→ **YOUR TASK**:
Copy each line that has the string "Cards" somewhere in it.

→ **PROVIDED MATERIAL**:
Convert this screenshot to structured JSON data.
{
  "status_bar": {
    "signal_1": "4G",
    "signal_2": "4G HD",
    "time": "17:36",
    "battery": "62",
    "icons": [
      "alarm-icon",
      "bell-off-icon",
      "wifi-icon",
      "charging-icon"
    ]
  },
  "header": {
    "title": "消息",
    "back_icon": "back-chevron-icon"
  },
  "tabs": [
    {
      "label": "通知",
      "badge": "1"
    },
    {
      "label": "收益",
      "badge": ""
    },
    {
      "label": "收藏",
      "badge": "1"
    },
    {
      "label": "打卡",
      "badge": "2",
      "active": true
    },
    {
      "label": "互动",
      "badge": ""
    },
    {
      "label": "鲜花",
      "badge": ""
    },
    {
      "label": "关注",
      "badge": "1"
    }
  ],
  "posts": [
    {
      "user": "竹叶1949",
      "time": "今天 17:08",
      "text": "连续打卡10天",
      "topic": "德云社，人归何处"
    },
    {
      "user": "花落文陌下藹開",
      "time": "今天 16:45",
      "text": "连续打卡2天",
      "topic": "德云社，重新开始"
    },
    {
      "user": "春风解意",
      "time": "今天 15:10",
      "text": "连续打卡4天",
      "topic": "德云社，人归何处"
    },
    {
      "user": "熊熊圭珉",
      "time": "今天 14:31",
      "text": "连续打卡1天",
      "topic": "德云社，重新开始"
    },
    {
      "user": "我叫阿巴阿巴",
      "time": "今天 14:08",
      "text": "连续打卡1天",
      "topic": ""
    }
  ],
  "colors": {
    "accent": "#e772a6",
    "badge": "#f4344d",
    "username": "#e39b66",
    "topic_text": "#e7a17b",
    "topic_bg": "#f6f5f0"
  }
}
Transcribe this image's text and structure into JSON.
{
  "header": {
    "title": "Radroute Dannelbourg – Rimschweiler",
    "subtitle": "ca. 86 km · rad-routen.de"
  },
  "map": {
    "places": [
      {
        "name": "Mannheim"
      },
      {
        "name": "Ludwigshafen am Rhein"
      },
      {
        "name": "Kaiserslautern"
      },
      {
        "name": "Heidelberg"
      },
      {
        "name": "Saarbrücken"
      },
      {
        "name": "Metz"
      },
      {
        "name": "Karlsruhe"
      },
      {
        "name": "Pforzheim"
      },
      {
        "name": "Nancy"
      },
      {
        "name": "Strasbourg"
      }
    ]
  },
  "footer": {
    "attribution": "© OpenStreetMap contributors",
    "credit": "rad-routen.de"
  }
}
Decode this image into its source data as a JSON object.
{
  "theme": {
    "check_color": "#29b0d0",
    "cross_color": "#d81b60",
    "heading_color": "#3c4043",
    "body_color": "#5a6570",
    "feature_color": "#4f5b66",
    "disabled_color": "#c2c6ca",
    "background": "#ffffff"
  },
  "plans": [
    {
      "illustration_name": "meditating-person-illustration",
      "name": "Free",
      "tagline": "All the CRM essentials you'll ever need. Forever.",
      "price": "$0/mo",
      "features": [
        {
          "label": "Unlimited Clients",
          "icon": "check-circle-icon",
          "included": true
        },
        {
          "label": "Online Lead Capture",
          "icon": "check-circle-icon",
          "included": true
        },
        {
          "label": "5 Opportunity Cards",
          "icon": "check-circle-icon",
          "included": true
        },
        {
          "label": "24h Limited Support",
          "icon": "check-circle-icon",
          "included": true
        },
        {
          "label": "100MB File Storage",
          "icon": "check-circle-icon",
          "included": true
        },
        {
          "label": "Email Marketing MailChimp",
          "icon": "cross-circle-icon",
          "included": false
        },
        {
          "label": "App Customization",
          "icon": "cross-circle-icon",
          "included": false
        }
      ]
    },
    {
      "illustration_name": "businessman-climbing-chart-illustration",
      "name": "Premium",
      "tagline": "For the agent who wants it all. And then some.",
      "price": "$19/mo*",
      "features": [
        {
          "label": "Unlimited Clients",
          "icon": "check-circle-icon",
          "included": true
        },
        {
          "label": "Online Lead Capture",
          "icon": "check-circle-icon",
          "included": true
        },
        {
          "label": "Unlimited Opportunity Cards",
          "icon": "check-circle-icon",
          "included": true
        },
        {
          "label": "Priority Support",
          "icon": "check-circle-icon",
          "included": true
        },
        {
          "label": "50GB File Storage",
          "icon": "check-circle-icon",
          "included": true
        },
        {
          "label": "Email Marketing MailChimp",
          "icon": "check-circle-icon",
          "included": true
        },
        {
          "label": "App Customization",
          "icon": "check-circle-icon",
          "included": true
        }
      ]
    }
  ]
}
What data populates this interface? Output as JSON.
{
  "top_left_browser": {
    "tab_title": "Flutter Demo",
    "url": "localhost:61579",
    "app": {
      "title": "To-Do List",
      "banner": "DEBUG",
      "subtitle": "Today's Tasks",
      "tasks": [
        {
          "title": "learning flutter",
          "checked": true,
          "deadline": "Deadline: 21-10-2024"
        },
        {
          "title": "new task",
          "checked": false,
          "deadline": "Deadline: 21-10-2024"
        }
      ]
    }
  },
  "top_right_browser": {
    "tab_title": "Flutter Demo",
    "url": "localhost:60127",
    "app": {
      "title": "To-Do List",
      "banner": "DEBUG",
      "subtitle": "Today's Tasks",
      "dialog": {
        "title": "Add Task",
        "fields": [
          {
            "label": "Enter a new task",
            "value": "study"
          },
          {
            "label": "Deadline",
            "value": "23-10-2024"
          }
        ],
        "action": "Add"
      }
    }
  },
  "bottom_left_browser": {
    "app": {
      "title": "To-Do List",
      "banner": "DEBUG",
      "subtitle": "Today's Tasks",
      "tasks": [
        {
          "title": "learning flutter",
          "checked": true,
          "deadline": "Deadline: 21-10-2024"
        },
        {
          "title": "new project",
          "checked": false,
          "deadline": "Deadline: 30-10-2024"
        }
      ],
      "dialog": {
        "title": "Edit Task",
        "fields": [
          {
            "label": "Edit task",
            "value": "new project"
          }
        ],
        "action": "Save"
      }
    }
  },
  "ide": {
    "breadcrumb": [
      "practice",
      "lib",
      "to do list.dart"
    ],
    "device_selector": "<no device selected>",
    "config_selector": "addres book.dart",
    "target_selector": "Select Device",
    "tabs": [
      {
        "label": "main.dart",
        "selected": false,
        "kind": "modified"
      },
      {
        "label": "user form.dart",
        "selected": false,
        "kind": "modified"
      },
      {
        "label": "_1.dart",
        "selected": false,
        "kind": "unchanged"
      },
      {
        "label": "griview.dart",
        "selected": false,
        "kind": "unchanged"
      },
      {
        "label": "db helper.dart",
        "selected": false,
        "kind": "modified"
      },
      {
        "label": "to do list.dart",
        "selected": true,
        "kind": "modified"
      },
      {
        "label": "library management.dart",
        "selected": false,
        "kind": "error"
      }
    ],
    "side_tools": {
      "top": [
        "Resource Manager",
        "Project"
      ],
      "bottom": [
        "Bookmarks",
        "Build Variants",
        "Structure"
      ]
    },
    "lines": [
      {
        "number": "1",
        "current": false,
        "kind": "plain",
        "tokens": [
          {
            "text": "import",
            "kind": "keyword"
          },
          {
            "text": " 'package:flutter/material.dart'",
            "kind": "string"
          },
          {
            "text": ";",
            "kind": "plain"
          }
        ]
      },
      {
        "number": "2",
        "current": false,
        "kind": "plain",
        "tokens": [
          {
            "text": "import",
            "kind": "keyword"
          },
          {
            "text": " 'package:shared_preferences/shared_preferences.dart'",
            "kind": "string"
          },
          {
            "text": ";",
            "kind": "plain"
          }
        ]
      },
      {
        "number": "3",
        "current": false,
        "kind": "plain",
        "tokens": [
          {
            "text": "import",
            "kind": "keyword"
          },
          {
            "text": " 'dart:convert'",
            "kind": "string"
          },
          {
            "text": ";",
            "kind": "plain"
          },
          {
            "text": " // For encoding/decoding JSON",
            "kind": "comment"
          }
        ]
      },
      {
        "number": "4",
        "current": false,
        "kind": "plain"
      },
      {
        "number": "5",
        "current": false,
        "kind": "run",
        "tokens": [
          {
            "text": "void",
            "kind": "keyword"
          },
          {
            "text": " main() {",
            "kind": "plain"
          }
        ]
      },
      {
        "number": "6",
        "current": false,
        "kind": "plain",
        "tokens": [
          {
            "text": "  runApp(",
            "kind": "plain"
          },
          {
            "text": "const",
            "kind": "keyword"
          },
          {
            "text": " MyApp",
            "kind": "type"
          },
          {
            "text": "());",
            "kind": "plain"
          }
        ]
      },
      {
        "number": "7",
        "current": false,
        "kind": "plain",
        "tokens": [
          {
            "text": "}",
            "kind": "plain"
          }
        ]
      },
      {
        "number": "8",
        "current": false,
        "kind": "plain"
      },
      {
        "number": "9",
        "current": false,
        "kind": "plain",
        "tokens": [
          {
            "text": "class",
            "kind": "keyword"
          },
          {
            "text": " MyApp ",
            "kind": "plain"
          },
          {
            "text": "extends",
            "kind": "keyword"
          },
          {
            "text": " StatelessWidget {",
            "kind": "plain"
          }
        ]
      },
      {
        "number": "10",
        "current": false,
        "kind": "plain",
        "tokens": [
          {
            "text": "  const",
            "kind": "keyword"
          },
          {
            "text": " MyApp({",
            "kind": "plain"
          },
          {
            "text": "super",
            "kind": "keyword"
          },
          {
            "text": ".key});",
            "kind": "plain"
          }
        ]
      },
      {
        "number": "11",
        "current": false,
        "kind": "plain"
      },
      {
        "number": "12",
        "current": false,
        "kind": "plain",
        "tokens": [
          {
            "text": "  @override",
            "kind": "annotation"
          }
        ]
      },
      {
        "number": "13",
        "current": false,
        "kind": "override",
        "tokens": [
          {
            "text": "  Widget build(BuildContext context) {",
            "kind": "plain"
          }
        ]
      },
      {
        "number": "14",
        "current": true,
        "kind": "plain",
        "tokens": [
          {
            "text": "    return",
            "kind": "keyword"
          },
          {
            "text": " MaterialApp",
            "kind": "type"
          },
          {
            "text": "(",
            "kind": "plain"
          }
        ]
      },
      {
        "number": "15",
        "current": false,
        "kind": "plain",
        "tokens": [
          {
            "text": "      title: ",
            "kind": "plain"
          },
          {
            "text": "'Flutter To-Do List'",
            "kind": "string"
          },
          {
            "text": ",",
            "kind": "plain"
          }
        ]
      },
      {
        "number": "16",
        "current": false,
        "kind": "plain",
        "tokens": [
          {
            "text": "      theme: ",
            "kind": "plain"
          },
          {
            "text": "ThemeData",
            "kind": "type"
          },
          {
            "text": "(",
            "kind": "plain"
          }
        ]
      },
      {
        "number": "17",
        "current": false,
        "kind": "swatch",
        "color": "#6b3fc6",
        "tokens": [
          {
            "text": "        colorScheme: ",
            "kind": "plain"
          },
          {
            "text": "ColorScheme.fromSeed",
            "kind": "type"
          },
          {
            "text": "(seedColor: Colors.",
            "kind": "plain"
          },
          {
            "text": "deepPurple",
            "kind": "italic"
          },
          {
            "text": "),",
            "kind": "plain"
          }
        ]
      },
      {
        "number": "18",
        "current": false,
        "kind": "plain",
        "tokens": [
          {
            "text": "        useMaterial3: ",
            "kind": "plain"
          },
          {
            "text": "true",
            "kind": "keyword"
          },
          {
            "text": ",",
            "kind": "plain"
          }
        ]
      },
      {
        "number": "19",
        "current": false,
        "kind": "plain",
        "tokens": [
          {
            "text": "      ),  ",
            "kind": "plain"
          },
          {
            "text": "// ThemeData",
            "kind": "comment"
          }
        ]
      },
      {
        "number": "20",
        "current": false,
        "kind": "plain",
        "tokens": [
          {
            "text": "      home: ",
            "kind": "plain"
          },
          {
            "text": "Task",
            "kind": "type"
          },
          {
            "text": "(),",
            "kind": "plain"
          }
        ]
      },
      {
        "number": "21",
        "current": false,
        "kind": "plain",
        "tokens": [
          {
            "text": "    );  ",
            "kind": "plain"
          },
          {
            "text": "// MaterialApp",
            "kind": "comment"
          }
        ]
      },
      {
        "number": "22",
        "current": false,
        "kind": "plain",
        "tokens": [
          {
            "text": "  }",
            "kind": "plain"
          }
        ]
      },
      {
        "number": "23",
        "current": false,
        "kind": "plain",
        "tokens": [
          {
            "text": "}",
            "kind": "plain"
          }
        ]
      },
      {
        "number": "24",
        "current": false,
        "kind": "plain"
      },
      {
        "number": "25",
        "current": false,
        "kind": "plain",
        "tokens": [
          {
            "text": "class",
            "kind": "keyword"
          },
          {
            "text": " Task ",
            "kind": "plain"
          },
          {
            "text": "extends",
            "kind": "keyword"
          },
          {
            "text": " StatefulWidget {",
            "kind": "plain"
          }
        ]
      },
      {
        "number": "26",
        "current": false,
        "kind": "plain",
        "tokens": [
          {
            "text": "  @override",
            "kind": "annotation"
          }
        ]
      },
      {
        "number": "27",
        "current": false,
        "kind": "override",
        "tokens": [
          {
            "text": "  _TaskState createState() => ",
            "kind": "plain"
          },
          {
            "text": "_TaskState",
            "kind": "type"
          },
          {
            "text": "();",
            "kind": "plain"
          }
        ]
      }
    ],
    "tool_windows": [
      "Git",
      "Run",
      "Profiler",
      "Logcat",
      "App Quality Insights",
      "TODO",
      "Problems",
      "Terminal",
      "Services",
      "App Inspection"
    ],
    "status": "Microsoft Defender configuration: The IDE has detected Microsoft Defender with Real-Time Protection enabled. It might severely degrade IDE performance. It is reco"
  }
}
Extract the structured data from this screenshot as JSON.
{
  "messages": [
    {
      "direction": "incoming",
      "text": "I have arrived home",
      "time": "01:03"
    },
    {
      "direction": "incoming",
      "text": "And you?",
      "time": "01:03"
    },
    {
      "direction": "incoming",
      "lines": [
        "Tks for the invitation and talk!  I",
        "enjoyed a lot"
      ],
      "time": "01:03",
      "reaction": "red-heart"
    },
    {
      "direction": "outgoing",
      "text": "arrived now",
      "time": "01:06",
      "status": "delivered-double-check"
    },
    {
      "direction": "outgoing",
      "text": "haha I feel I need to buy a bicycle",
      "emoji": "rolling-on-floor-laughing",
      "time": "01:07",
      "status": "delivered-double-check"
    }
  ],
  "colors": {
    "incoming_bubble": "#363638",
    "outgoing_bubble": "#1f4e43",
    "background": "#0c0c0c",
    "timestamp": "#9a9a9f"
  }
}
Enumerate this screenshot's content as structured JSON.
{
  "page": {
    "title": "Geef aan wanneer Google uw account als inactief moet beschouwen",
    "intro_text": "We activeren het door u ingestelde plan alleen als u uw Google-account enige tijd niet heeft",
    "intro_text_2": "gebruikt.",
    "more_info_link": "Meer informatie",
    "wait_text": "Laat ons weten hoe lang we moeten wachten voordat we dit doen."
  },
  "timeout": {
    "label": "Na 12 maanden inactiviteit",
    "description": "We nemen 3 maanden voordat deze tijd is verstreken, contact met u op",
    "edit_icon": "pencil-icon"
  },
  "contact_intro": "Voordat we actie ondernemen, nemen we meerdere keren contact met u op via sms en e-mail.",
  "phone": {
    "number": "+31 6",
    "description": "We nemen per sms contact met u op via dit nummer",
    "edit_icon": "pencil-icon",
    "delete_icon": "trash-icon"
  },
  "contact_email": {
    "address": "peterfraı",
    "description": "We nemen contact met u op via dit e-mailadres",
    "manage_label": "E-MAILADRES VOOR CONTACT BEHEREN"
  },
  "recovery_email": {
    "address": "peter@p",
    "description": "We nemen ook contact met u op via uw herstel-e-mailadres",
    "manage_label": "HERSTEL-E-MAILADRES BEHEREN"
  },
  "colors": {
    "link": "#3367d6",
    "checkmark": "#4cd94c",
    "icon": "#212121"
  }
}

→ **TASK SOLUTION**:
          "label": "5 Opportunity Cards",
          "label": "Unlimited Opportunity Cards",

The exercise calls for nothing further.